DATASET EXTRACT START
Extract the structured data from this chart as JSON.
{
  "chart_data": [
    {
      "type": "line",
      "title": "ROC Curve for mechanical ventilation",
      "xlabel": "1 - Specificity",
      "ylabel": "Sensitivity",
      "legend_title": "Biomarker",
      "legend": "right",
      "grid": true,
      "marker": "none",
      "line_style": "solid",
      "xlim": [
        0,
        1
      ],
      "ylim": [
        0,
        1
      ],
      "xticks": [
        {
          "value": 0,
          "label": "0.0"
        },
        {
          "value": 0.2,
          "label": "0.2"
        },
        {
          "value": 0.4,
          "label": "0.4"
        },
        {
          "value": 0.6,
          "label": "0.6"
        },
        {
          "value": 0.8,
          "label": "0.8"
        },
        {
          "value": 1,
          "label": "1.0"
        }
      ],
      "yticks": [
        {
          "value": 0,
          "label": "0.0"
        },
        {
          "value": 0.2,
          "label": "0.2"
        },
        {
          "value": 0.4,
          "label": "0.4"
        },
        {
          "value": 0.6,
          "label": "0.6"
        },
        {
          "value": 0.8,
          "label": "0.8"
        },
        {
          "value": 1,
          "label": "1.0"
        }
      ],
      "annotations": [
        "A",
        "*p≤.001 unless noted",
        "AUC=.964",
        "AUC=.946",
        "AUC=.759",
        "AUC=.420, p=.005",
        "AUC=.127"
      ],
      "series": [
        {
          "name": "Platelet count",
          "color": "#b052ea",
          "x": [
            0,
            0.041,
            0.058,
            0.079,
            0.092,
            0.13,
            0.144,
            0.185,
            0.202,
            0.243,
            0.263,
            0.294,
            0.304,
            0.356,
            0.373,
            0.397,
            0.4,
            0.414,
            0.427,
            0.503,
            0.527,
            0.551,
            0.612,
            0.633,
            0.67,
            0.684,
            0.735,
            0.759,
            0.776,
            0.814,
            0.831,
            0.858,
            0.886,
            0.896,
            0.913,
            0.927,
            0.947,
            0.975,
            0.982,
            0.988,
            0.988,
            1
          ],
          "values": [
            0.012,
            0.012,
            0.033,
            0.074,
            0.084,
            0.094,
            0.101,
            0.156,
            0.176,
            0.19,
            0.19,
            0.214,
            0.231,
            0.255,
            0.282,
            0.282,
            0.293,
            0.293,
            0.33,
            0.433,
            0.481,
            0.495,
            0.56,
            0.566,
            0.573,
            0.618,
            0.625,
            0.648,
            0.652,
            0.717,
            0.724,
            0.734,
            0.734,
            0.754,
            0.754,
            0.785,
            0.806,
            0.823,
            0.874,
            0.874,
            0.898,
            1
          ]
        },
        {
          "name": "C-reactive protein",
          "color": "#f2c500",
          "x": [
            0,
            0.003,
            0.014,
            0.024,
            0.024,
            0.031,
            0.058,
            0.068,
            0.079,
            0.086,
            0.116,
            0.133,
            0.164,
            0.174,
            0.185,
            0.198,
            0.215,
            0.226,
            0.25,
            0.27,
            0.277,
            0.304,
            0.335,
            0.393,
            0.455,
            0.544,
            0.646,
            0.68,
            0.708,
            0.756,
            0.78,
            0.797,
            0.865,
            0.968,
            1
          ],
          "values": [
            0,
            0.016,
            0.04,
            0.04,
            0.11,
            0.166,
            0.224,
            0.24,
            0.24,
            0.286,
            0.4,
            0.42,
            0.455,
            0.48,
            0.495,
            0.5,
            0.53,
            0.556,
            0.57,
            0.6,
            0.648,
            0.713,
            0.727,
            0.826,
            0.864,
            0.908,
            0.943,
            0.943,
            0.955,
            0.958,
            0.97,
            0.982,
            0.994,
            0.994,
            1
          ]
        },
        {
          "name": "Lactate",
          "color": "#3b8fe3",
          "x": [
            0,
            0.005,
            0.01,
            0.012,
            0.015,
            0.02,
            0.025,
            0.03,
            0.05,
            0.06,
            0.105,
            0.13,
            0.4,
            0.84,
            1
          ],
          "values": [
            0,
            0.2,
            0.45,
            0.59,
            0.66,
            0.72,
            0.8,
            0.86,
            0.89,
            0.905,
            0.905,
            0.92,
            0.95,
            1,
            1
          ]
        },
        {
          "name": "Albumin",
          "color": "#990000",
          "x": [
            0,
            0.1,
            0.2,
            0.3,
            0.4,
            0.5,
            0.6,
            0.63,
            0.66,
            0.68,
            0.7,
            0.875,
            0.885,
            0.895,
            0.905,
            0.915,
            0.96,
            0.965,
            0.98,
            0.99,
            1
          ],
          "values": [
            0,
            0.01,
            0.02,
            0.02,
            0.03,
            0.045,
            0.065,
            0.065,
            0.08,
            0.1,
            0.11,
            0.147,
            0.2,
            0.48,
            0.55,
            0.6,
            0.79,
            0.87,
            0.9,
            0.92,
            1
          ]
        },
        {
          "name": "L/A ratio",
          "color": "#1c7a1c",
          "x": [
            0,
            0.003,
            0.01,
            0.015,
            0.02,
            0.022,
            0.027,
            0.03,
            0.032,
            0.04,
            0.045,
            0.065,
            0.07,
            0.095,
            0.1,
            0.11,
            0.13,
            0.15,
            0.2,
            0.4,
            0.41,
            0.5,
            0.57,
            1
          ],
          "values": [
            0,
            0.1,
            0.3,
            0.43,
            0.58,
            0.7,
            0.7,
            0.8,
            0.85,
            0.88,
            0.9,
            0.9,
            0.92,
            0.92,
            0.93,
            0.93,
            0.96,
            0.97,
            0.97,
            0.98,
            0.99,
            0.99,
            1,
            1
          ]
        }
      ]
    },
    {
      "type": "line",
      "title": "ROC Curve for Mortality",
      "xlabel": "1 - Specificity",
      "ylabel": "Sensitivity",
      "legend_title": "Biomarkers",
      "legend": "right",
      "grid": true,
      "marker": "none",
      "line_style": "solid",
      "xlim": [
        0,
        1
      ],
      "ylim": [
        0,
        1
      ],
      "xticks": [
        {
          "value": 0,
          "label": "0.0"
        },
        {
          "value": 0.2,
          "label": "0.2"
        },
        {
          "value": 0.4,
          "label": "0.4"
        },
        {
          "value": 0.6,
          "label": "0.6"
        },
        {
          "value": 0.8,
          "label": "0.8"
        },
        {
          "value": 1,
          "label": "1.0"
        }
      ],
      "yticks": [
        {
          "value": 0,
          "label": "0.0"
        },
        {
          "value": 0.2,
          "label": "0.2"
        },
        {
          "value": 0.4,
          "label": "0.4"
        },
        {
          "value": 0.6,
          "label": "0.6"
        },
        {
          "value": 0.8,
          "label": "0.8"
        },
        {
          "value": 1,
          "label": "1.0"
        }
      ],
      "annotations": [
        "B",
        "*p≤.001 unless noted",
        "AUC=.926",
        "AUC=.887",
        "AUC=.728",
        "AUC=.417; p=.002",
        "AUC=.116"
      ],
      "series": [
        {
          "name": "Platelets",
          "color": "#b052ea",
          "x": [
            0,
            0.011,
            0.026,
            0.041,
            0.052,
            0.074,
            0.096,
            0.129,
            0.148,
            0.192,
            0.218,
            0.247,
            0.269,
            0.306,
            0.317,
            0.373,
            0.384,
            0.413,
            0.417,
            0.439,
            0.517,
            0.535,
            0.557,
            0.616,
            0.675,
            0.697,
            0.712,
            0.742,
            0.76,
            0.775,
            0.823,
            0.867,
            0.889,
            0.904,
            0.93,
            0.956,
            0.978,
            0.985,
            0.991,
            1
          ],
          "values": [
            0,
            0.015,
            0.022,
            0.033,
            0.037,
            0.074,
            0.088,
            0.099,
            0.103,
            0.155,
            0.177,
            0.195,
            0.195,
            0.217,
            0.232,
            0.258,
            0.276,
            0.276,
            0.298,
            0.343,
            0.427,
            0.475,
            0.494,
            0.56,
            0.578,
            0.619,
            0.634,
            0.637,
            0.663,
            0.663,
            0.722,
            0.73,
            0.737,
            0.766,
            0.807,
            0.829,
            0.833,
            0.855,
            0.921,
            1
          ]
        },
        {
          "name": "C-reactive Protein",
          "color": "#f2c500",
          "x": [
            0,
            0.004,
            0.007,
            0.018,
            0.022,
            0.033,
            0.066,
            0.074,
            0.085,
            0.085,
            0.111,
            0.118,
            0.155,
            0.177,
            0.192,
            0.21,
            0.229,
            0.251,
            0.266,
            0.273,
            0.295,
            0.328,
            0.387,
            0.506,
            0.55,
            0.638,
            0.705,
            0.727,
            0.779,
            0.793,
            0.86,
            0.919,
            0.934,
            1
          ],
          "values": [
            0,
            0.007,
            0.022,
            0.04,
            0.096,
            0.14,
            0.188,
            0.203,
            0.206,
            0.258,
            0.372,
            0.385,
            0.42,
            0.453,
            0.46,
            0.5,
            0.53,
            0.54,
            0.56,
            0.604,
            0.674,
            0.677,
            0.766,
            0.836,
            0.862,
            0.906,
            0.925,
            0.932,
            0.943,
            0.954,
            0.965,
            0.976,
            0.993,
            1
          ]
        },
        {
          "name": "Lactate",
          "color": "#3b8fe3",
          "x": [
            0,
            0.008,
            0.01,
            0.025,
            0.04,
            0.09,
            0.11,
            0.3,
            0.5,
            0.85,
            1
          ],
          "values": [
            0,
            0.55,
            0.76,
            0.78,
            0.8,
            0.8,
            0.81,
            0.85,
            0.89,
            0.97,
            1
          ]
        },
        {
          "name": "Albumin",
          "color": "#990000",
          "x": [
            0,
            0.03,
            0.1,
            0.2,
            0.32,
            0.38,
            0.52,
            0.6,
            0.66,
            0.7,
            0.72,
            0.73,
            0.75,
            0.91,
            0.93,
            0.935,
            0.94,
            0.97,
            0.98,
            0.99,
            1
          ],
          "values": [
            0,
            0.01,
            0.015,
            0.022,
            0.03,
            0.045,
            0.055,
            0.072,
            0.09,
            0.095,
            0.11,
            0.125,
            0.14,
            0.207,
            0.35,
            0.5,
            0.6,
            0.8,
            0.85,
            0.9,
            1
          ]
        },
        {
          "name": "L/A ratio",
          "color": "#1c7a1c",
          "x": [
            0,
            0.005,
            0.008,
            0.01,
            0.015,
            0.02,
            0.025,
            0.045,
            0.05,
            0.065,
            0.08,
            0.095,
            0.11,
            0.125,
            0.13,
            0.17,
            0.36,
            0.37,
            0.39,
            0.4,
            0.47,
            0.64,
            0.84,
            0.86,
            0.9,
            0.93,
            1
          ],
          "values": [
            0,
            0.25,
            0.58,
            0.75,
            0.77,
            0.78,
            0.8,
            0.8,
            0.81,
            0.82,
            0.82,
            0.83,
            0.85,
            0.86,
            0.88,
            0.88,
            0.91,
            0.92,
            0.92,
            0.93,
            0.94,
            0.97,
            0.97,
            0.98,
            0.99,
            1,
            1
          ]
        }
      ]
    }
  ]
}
DATASET EXTRACT END
▶ [WORK TO BE COMPLETED]: Look through the entries above and copy each line that has "Curve" in it.

▶ [WRITTEN RESPONSE]:
      "title": "ROC Curve for mechanical ventilation",
      "title": "ROC Curve for Mortality",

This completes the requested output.